BEGIN Data rows

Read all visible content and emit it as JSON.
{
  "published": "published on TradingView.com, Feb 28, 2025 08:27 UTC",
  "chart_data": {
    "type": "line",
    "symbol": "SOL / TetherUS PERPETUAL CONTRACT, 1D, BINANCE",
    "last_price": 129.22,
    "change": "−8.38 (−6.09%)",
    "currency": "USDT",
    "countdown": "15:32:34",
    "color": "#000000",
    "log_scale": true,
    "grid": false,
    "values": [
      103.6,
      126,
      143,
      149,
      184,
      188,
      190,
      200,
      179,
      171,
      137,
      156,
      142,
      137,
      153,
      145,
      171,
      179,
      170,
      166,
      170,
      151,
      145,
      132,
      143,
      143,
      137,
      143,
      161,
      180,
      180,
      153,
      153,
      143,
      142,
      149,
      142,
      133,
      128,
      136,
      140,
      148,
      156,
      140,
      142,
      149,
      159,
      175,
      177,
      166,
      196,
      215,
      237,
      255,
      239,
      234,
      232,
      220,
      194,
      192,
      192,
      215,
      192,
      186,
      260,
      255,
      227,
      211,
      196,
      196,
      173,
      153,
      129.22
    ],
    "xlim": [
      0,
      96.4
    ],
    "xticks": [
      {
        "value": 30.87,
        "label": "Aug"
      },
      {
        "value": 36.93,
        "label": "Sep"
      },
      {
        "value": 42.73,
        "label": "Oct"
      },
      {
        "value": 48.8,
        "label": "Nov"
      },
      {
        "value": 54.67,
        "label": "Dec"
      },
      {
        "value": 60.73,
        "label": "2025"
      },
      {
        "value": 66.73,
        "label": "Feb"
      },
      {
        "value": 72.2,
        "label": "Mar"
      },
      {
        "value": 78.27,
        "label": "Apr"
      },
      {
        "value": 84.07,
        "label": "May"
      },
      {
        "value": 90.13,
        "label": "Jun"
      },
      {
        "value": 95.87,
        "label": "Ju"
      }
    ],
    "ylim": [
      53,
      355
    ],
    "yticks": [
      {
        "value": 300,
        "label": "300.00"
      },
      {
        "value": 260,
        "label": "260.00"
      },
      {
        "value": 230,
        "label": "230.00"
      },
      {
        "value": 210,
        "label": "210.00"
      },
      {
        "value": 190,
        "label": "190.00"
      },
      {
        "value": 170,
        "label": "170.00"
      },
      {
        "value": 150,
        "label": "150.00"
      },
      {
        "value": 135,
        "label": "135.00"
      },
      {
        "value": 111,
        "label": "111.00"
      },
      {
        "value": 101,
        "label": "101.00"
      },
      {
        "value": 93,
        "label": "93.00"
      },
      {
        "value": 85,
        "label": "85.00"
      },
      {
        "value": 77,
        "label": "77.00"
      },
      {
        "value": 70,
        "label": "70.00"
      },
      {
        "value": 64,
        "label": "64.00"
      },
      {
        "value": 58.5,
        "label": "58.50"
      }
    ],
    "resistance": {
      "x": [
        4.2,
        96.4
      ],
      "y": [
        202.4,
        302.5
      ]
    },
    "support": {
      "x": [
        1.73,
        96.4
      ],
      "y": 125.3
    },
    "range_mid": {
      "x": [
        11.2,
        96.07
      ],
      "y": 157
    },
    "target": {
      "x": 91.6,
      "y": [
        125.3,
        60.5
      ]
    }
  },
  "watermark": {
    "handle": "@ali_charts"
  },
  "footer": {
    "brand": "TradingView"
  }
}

END Data rows

### What this task involves
Each line of the material must be restated exactly.

### Solution to the exercise
Read all visible content and emit it as JSON.
{
  "published": "published on TradingView.com, Feb 28, 2025 08:27 UTC",
  "chart_data": {
    "type": "line",
    "symbol": "SOL / TetherUS PERPETUAL CONTRACT, 1D, BINANCE",
    "last_price": 129.22,
    "change": "−8.38 (−6.09%)",
    "currency": "USDT",
    "countdown": "15:32:34",
    "color": "#000000",
    "log_scale": true,
    "grid": false,
    "values": [
      103.6,
      126,
      143,
      149,
      184,
      188,
      190,
      200,
      179,
      171,
      137,
      156,
      142,
      137,
      153,
      145,
      171,
      179,
      170,
      166,
      170,
      151,
      145,
      132,
      143,
      143,
      137,
      143,
      161,
      180,
      180,
      153,
      153,
      143,
      142,
      149,
      142,
      133,
      128,
      136,
      140,
      148,
      156,
      140,
      142,
      149,
      159,
      175,
      177,
      166,
      196,
      215,
      237,
      255,
      239,
      234,
      232,
      220,
      194,
      192,
      192,
      215,
      192,
      186,
      260,
      255,
      227,
      211,
      196,
      196,
      173,
      153,
      129.22
    ],
    "xlim": [
      0,
      96.4
    ],
    "xticks": [
      {
        "value": 30.87,
        "label": "Aug"
      },
      {
        "value": 36.93,
        "label": "Sep"
      },
      {
        "value": 42.73,
        "label": "Oct"
      },
      {
        "value": 48.8,
        "label": "Nov"
      },
      {
        "value": 54.67,
        "label": "Dec"
      },
      {
        "value": 60.73,
        "label": "2025"
      },
      {
        "value": 66.73,
        "label": "Feb"
      },
      {
        "value": 72.2,
        "label": "Mar"
      },
      {
        "value": 78.27,
        "label": "Apr"
      },
      {
        "value": 84.07,
        "label": "May"
      },
      {
        "value": 90.13,
        "label": "Jun"
      },
      {
        "value": 95.87,
        "label": "Ju"
      }
    ],
    "ylim": [
      53,
      355
    ],
    "yticks": [
      {
        "value": 300,
        "label": "300.00"
      },
      {
        "value": 260,
        "label": "260.00"
      },
      {
        "value": 230,
        "label": "230.00"
      },
      {
        "value": 210,
        "label": "210.00"
      },
      {
        "value": 190,
        "label": "190.00"
      },
      {
        "value": 170,
        "label": "170.00"
      },
      {
        "value": 150,
        "label": "150.00"
      },
      {
        "value": 135,
        "label": "135.00"
      },
      {
        "value": 111,
        "label": "111.00"
      },
      {
        "value": 101,
        "label": "101.00"
      },
      {
        "value": 93,
        "label": "93.00"
      },
      {
        "value": 85,
        "label": "85.00"
      },
      {
        "value": 77,
        "label": "77.00"
      },
      {
        "value": 70,
        "label": "70.00"
      },
      {
        "value": 64,
        "label": "64.00"
      },
      {
        "value": 58.5,
        "label": "58.50"
      }
    ],
    "resistance": {
      "x": [
        4.2,
        96.4
      ],
      "y": [
        202.4,
        302.5
      ]
    },
    "support": {
      "x": [
        1.73,
        96.4
      ],
      "y": 125.3
    },
    "range_mid": {
      "x": [
        11.2,
        96.07
      ],
      "y": 157
    },
    "target": {
      "x": 91.6,
      "y": [
        125.3,
        60.5
      ]
    }
  },
  "watermark": {
    "handle": "@ali_charts"
  },
  "footer": {
    "brand": "TradingView"
  }
}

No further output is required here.